• _PROBLEM DESCRIPTION_
Omit every picture and output the rest of the records exactly as they are.

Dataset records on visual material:
## start

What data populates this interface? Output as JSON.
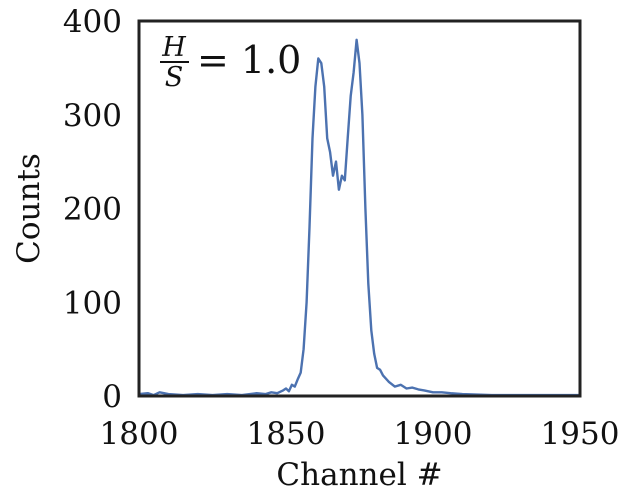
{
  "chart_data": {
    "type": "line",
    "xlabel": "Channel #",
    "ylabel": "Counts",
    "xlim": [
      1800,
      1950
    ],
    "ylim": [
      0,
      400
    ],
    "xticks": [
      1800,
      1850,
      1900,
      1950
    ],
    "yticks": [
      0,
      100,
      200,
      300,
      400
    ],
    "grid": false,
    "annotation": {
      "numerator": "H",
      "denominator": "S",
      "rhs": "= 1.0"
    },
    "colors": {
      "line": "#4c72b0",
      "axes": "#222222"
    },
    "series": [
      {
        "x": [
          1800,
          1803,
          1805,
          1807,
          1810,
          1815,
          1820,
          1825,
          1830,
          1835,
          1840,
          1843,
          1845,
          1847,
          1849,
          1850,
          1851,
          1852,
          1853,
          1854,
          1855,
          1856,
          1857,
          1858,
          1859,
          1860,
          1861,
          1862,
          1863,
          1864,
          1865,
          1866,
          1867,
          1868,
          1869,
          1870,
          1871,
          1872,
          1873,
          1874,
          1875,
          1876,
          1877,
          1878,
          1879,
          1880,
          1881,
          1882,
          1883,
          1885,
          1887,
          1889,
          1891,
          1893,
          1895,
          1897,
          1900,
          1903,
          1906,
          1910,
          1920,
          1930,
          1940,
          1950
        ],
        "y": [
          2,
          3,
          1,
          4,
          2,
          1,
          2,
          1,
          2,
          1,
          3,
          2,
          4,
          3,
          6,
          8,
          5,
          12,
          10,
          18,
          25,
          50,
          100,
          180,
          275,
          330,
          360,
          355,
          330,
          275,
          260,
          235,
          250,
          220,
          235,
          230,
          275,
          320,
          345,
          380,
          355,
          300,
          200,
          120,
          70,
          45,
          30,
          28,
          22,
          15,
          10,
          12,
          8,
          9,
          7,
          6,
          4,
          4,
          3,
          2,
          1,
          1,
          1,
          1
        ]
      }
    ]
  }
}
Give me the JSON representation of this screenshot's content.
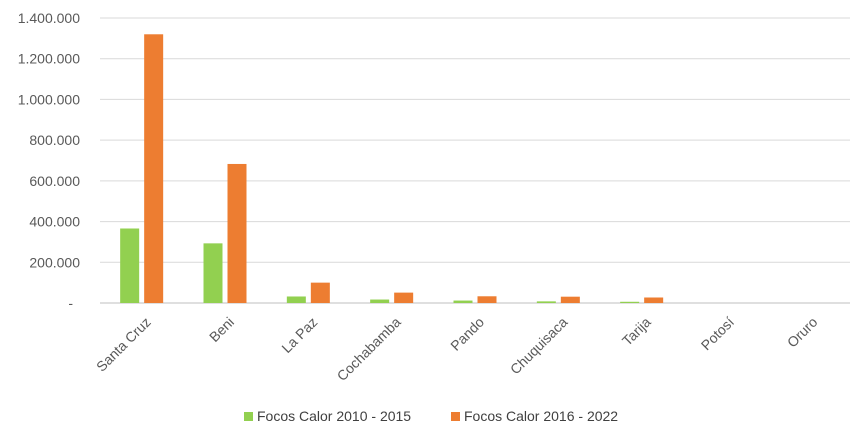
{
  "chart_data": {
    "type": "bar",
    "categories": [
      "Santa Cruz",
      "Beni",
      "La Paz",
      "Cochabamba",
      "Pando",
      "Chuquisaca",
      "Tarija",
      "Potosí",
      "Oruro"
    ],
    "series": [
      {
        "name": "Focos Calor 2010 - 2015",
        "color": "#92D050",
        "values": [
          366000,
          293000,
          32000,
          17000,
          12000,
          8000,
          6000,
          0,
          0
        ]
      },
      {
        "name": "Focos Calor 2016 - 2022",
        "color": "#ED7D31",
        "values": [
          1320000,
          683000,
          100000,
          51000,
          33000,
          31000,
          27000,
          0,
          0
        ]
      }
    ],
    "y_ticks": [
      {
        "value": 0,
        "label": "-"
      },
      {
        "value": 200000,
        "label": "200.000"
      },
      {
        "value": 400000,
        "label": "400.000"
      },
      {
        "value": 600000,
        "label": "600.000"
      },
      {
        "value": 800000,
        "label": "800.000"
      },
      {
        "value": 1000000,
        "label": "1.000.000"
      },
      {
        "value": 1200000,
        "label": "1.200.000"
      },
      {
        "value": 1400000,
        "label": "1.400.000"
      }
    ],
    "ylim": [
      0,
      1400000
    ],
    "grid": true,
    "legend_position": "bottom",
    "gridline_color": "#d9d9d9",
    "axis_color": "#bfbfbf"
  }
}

## end

• _OUTPUT BELOW_
What data populates this interface? Output as JSON.
{
  "chart_data": {
    "type": "line",
    "xlabel": "Channel #",
    "ylabel": "Counts",
    "xlim": [
      1800,
      1950
    ],
    "ylim": [
      0,
      400
    ],
    "xticks": [
      1800,
      1850,
      1900,
      1950
    ],
    "yticks": [
      0,
      100,
      200,
      300,
      400
    ],
    "grid": false,
    "annotation": {
      "numerator": "H",
      "denominator": "S",
      "rhs": "= 1.0"
    },
    "colors": {
      "line": "#4c72b0",
      "axes": "#222222"
    },
    "series": [
      {
        "x": [
          1800,
          1803,
          1805,
          1807,
          1810,
          1815,
          1820,
          1825,
          1830,
          1835,
          1840,
          1843,
          1845,
          1847,
          1849,
          1850,
          1851,
          1852,
          1853,
          1854,
          1855,
          1856,
          1857,
          1858,
          1859,
          1860,
          1861,
          1862,
          1863,
          1864,
          1865,
          1866,
          1867,
          1868,
          1869,
          1870,
          1871,
          1872,
          1873,
          1874,
          1875,
          1876,
          1877,
          1878,
          1879,
          1880,
          1881,
          1882,
          1883,
          1885,
          1887,
          1889,
          1891,
          1893,
          1895,
          1897,
          1900,
          1903,
          1906,
          1910,
          1920,
          1930,
          1940,
          1950
        ],
        "y": [
          2,
          3,
          1,
          4,
          2,
          1,
          2,
          1,
          2,
          1,
          3,
          2,
          4,
          3,
          6,
          8,
          5,
          12,
          10,
          18,
          25,
          50,
          100,
          180,
          275,
          330,
          360,
          355,
          330,
          275,
          260,
          235,
          250,
          220,
          235,
          230,
          275,
          320,
          345,
          380,
          355,
          300,
          200,
          120,
          70,
          45,
          30,
          28,
          22,
          15,
          10,
          12,
          8,
          9,
          7,
          6,
          4,
          4,
          3,
          2,
          1,
          1,
          1,
          1
        ]
      }
    ]
  }
}
Give me the JSON representation of this screenshot's content.
{
  "chart_data": {
    "type": "bar",
    "categories": [
      "Santa Cruz",
      "Beni",
      "La Paz",
      "Cochabamba",
      "Pando",
      "Chuquisaca",
      "Tarija",
      "Potosí",
      "Oruro"
    ],
    "series": [
      {
        "name": "Focos Calor 2010 - 2015",
        "color": "#92D050",
        "values": [
          366000,
          293000,
          32000,
          17000,
          12000,
          8000,
          6000,
          0,
          0
        ]
      },
      {
        "name": "Focos Calor 2016 - 2022",
        "color": "#ED7D31",
        "values": [
          1320000,
          683000,
          100000,
          51000,
          33000,
          31000,
          27000,
          0,
          0
        ]
      }
    ],
    "y_ticks": [
      {
        "value": 0,
        "label": "-"
      },
      {
        "value": 200000,
        "label": "200.000"
      },
      {
        "value": 400000,
        "label": "400.000"
      },
      {
        "value": 600000,
        "label": "600.000"
      },
      {
        "value": 800000,
        "label": "800.000"
      },
      {
        "value": 1000000,
        "label": "1.000.000"
      },
      {
        "value": 1200000,
        "label": "1.200.000"
      },
      {
        "value": 1400000,
        "label": "1.400.000"
      }
    ],
    "ylim": [
      0,
      1400000
    ],
    "grid": true,
    "legend_position": "bottom",
    "gridline_color": "#d9d9d9",
    "axis_color": "#bfbfbf"
  }
}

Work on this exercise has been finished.